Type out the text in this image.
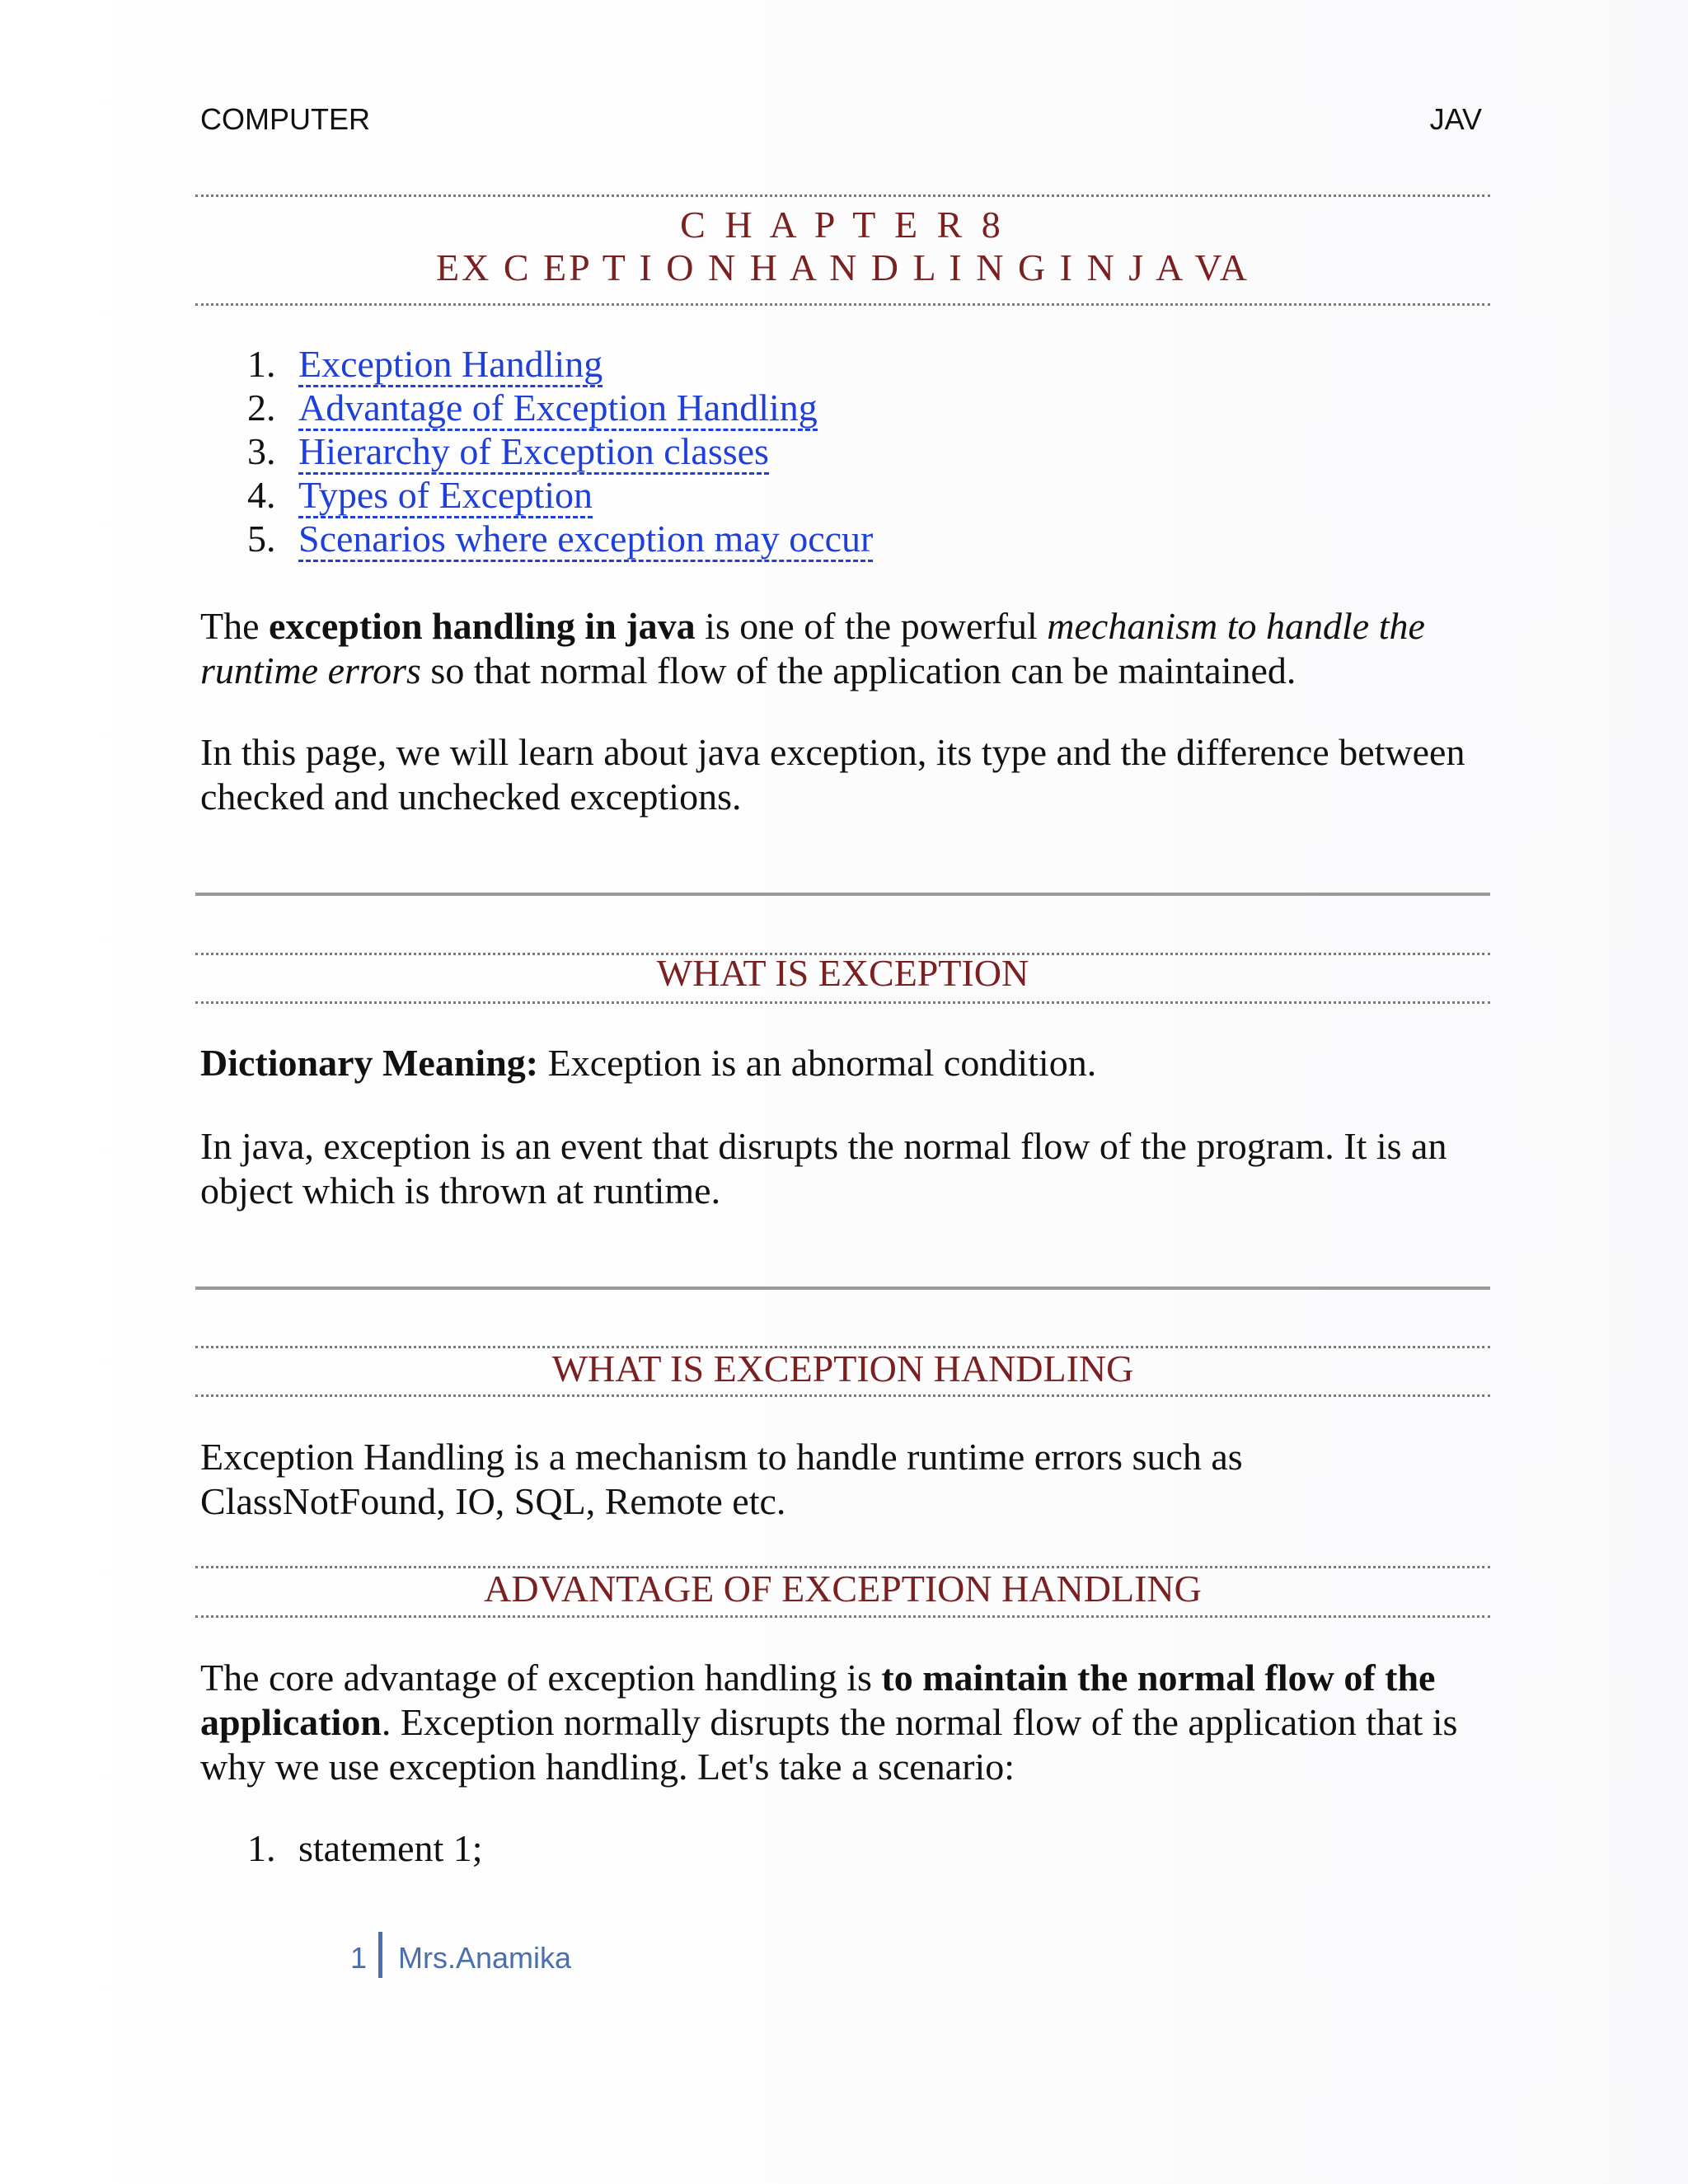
COMPUTER	JAV
C H A P T E R 8
EX C EP T I O N H A N D L I N G I N J A VA
1. Exception Handling
2. Advantage of Exception Handling
3. Hierarchy of Exception classes
4. Types of Exception
5. Scenarios where exception may occur

The exception handling in java is one of the powerful mechanism to handle the runtime errors so that normal flow of the application can be maintained.

In this page, we will learn about java exception, its type and the difference between checked and unchecked exceptions.

WHAT IS EXCEPTION

Dictionary Meaning: Exception is an abnormal condition.

In java, exception is an event that disrupts the normal flow of the program. It is an object which is thrown at runtime.

WHAT IS EXCEPTION HANDLING

Exception Handling is a mechanism to handle runtime errors such as ClassNotFound, IO, SQL, Remote etc.

ADVANTAGE OF EXCEPTION HANDLING

The core advantage of exception handling is to maintain the normal flow of the application. Exception normally disrupts the normal flow of the application that is why we use exception handling. Let's take a scenario:

1. statement 1;
1 Mrs.Anamika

———

### AIM OF THE TASK
Only lines holding the string "handle" are wanted; gather each one from the entries above.

### SOLUTION TO THIS TASK
The exception handling in java is one of the powerful mechanism to handle the runtime errors so that normal flow of the application can be maintained.
Exception Handling is a mechanism to handle runtime errors such as ClassNotFound, IO, SQL, Remote etc.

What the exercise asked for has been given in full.